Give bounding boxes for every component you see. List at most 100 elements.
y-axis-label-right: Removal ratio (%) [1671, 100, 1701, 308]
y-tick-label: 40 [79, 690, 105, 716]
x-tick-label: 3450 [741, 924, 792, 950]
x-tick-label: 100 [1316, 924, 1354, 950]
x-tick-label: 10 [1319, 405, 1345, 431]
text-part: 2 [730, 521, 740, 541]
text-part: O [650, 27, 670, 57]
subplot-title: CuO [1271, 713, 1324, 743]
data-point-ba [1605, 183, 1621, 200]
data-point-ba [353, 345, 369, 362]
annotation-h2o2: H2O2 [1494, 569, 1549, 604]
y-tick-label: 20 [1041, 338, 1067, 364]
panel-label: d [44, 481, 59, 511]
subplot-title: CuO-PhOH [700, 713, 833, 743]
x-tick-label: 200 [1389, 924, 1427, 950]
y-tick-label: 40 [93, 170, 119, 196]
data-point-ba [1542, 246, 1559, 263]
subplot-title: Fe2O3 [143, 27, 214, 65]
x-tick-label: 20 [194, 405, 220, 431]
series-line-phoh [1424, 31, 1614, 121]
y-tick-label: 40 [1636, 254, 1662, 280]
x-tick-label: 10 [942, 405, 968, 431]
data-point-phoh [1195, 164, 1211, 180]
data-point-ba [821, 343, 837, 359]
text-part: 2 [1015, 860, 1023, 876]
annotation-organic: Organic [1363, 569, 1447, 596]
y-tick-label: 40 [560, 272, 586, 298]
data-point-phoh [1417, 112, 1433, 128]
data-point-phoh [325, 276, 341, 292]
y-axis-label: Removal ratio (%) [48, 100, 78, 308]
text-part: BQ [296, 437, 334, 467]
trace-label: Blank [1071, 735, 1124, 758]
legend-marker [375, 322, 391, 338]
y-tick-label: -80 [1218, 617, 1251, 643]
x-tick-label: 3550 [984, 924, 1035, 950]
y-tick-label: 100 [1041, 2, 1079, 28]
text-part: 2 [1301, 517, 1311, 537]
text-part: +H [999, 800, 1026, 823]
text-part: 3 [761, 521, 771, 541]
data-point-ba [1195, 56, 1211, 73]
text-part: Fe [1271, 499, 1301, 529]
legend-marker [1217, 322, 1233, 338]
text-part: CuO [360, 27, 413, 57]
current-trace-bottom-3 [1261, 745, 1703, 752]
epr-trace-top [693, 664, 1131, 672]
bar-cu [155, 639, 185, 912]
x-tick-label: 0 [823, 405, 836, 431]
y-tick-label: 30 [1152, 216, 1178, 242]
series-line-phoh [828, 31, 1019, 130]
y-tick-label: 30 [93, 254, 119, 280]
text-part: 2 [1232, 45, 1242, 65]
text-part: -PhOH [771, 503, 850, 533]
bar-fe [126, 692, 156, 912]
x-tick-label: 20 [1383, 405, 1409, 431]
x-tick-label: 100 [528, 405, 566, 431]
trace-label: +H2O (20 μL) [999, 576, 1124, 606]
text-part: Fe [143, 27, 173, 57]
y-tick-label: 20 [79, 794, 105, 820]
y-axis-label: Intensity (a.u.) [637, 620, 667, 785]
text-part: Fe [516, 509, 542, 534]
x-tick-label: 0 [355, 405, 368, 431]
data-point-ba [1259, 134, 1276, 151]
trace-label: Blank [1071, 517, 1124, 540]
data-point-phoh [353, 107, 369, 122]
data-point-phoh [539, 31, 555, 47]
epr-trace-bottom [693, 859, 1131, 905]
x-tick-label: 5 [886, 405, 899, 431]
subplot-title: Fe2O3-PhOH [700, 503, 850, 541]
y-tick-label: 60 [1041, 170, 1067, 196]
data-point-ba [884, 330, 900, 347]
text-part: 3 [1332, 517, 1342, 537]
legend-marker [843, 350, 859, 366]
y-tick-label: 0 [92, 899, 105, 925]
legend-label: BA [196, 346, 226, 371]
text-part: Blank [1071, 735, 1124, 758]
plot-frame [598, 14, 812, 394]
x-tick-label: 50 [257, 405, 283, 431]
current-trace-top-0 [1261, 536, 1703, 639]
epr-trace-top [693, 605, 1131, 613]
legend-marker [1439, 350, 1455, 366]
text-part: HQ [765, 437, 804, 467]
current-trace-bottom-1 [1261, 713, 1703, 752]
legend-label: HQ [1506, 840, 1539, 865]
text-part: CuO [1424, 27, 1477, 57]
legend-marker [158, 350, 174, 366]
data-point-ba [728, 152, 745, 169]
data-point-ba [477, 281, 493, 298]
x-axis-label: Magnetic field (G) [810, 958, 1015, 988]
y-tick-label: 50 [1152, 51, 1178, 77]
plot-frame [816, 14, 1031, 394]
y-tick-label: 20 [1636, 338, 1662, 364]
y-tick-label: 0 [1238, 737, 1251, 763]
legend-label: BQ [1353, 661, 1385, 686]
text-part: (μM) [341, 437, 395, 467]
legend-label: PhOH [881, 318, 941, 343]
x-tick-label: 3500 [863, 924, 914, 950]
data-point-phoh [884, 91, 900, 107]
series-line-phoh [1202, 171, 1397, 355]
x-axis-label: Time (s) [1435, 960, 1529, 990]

--------------------------------------------------

Could you extract every line of the listing above and reproduce each one unchanged?

Give bounding boxes for every component you see. List at most 100 elements.
y-axis-label-right: Removal ratio (%) [1671, 100, 1701, 308]
y-tick-label: 40 [79, 690, 105, 716]
x-tick-label: 3450 [741, 924, 792, 950]
x-tick-label: 100 [1316, 924, 1354, 950]
x-tick-label: 10 [1319, 405, 1345, 431]
text-part: 2 [730, 521, 740, 541]
text-part: O [650, 27, 670, 57]
subplot-title: CuO [1271, 713, 1324, 743]
data-point-ba [1605, 183, 1621, 200]
data-point-ba [353, 345, 369, 362]
annotation-h2o2: H2O2 [1494, 569, 1549, 604]
y-tick-label: 20 [1041, 338, 1067, 364]
panel-label: d [44, 481, 59, 511]
subplot-title: CuO-PhOH [700, 713, 833, 743]
x-tick-label: 200 [1389, 924, 1427, 950]
y-tick-label: 40 [93, 170, 119, 196]
data-point-ba [1542, 246, 1559, 263]
subplot-title: Fe2O3 [143, 27, 214, 65]
x-tick-label: 20 [194, 405, 220, 431]
series-line-phoh [1424, 31, 1614, 121]
y-tick-label: 40 [1636, 254, 1662, 280]
x-tick-label: 10 [942, 405, 968, 431]
data-point-phoh [1195, 164, 1211, 180]
data-point-ba [821, 343, 837, 359]
text-part: 2 [1015, 860, 1023, 876]
annotation-organic: Organic [1363, 569, 1447, 596]
y-tick-label: 40 [560, 272, 586, 298]
data-point-phoh [1417, 112, 1433, 128]
data-point-phoh [325, 276, 341, 292]
y-axis-label: Removal ratio (%) [48, 100, 78, 308]
text-part: BQ [296, 437, 334, 467]
trace-label: Blank [1071, 735, 1124, 758]
legend-marker [375, 322, 391, 338]
y-tick-label: -80 [1218, 617, 1251, 643]
x-tick-label: 3550 [984, 924, 1035, 950]
y-tick-label: 100 [1041, 2, 1079, 28]
text-part: 2 [1301, 517, 1311, 537]
text-part: +H [999, 800, 1026, 823]
text-part: 3 [761, 521, 771, 541]
data-point-ba [1195, 56, 1211, 73]
text-part: Fe [1271, 499, 1301, 529]
legend-marker [1217, 322, 1233, 338]
text-part: CuO [360, 27, 413, 57]
current-trace-bottom-3 [1261, 745, 1703, 752]
epr-trace-top [693, 664, 1131, 672]
bar-cu [155, 639, 185, 912]
x-tick-label: 0 [823, 405, 836, 431]
y-tick-label: 30 [1152, 216, 1178, 242]
series-line-phoh [828, 31, 1019, 130]
y-tick-label: 30 [93, 254, 119, 280]
text-part: 2 [1232, 45, 1242, 65]
text-part: -PhOH [771, 503, 850, 533]
bar-fe [126, 692, 156, 912]
x-tick-label: 20 [1383, 405, 1409, 431]
x-tick-label: 100 [528, 405, 566, 431]
trace-label: +H2O (20 μL) [999, 576, 1124, 606]
text-part: Fe [143, 27, 173, 57]
y-tick-label: 20 [79, 794, 105, 820]
y-axis-label: Intensity (a.u.) [637, 620, 667, 785]
text-part: Fe [516, 509, 542, 534]
x-tick-label: 0 [355, 405, 368, 431]
data-point-ba [1259, 134, 1276, 151]
trace-label: Blank [1071, 517, 1124, 540]
data-point-phoh [353, 107, 369, 122]
data-point-phoh [539, 31, 555, 47]
epr-trace-bottom [693, 859, 1131, 905]
x-tick-label: 5 [886, 405, 899, 431]
subplot-title: Fe2O3-PhOH [700, 503, 850, 541]
y-tick-label: 60 [1041, 170, 1067, 196]
data-point-ba [884, 330, 900, 347]
text-part: 3 [1332, 517, 1342, 537]
legend-marker [843, 350, 859, 366]
y-tick-label: 0 [92, 899, 105, 925]
legend-label: BA [196, 346, 226, 371]
text-part: Blank [1071, 735, 1124, 758]
plot-frame [598, 14, 812, 394]
x-tick-label: 50 [257, 405, 283, 431]
current-trace-top-0 [1261, 536, 1703, 639]
epr-trace-top [693, 605, 1131, 613]
legend-marker [1439, 350, 1455, 366]
text-part: HQ [765, 437, 804, 467]
current-trace-bottom-1 [1261, 713, 1703, 752]
legend-label: HQ [1506, 840, 1539, 865]
text-part: CuO [1424, 27, 1477, 57]
legend-marker [158, 350, 174, 366]
data-point-ba [728, 152, 745, 169]
data-point-ba [477, 281, 493, 298]
x-axis-label: Magnetic field (G) [810, 958, 1015, 988]
y-tick-label: 50 [1152, 51, 1178, 77]
plot-frame [816, 14, 1031, 394]
y-tick-label: 20 [1636, 338, 1662, 364]
y-tick-label: 0 [1238, 737, 1251, 763]
legend-label: BQ [1353, 661, 1385, 686]
text-part: (μM) [341, 437, 395, 467]
legend-label: PhOH [881, 318, 941, 343]
x-tick-label: 3500 [863, 924, 914, 950]
data-point-phoh [884, 91, 900, 107]
series-line-phoh [1202, 171, 1397, 355]
x-axis-label: Time (s) [1435, 960, 1529, 990]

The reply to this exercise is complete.